YOUR INSTRUCTIONS: Go through the data below. Pull out every line that has the word "Olga".
— START GIVEN RECORDS —
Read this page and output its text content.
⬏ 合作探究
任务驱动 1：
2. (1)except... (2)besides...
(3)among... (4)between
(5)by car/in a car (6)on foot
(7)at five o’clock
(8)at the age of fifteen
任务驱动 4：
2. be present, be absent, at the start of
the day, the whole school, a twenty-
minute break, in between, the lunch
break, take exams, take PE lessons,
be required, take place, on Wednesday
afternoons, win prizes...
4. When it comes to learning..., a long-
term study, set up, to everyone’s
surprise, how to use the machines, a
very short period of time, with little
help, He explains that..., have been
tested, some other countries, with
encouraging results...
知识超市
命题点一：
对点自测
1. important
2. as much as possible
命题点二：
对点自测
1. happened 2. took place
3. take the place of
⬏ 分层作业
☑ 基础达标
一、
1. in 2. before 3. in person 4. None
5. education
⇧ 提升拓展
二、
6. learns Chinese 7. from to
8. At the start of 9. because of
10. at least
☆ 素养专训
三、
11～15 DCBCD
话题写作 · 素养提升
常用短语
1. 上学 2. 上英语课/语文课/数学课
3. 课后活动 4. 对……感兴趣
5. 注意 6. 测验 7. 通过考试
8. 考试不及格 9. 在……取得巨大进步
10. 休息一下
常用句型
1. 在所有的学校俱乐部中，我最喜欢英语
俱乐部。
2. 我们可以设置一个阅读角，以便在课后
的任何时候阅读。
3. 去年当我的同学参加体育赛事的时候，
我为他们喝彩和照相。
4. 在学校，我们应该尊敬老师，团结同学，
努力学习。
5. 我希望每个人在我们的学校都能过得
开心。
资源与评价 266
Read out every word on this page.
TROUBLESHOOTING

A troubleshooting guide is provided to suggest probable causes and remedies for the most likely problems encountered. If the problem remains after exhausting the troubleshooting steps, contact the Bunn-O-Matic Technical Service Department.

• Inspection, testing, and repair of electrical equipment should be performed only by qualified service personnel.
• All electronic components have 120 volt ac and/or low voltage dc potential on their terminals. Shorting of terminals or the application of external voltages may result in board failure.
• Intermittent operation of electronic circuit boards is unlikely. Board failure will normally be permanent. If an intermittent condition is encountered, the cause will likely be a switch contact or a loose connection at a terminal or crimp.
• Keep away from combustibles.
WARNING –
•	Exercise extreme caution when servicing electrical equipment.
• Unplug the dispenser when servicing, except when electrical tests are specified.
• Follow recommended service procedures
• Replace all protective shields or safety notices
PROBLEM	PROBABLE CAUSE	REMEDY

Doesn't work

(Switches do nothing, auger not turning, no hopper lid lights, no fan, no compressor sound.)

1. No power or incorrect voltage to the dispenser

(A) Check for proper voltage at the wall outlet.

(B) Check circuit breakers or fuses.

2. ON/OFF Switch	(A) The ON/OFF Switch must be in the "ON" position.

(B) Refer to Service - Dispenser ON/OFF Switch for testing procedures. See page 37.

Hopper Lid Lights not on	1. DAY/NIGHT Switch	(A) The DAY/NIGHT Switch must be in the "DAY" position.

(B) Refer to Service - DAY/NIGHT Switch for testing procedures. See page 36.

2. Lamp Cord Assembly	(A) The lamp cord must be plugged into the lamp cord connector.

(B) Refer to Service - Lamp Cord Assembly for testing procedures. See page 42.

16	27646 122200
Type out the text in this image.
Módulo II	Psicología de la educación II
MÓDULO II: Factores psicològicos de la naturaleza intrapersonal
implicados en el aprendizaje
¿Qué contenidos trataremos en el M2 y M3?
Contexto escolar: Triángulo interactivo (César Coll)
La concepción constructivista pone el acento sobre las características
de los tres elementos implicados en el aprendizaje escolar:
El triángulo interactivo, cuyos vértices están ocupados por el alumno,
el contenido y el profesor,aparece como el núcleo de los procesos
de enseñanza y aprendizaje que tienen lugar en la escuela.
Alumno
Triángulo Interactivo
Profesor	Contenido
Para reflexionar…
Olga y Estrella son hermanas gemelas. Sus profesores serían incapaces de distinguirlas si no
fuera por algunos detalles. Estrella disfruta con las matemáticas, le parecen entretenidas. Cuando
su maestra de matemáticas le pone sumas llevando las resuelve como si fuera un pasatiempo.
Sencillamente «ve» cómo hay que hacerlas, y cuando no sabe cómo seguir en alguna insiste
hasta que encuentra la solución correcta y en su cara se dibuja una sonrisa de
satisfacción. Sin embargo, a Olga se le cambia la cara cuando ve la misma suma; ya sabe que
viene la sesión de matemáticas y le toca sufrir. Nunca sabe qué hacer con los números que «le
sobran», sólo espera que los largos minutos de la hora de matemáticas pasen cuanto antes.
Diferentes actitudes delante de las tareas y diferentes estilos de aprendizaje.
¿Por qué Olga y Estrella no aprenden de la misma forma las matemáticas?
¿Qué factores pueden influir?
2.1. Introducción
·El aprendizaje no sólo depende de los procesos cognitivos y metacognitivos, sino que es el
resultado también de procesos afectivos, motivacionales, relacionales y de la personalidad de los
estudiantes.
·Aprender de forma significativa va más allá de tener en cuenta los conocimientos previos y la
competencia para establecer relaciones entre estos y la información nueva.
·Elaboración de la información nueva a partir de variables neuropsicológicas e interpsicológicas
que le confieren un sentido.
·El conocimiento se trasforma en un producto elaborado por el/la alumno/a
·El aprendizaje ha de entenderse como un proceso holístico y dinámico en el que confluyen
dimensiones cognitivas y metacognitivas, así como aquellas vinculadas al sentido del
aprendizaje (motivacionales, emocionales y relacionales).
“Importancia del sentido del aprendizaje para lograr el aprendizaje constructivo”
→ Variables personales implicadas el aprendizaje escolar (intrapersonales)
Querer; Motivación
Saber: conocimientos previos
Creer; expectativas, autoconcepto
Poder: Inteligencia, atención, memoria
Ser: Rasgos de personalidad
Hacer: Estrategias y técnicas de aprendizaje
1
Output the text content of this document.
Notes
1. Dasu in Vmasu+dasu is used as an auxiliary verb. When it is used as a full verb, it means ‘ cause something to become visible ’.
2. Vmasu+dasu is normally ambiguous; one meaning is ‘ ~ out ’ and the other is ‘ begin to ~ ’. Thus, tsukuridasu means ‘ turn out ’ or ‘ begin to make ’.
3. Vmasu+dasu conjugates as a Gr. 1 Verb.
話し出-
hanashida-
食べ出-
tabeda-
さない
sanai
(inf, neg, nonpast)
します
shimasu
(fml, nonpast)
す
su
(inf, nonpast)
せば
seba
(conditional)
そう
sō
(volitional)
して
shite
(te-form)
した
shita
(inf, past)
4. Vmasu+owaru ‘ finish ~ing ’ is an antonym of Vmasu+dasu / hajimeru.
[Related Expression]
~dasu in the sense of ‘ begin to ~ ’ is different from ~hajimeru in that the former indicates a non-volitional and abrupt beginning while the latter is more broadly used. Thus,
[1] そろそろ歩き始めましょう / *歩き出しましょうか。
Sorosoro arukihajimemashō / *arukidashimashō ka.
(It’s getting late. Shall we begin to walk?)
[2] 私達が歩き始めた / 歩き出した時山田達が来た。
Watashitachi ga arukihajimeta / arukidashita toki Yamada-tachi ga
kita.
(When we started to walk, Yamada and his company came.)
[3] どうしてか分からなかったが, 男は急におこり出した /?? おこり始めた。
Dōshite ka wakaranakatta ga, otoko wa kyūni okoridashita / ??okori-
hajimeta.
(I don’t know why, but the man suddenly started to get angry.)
— END GIVEN RECORDS —
WRITTEN ANSWER:
Olga y Estrella son hermanas gemelas. Sus profesores serían incapaces de distinguirlas si no
satisfacción. Sin embargo, a Olga se le cambia la cara cuando ve la misma suma; ya sabe que
¿Por qué Olga y Estrella no aprenden de la misma forma las matemáticas?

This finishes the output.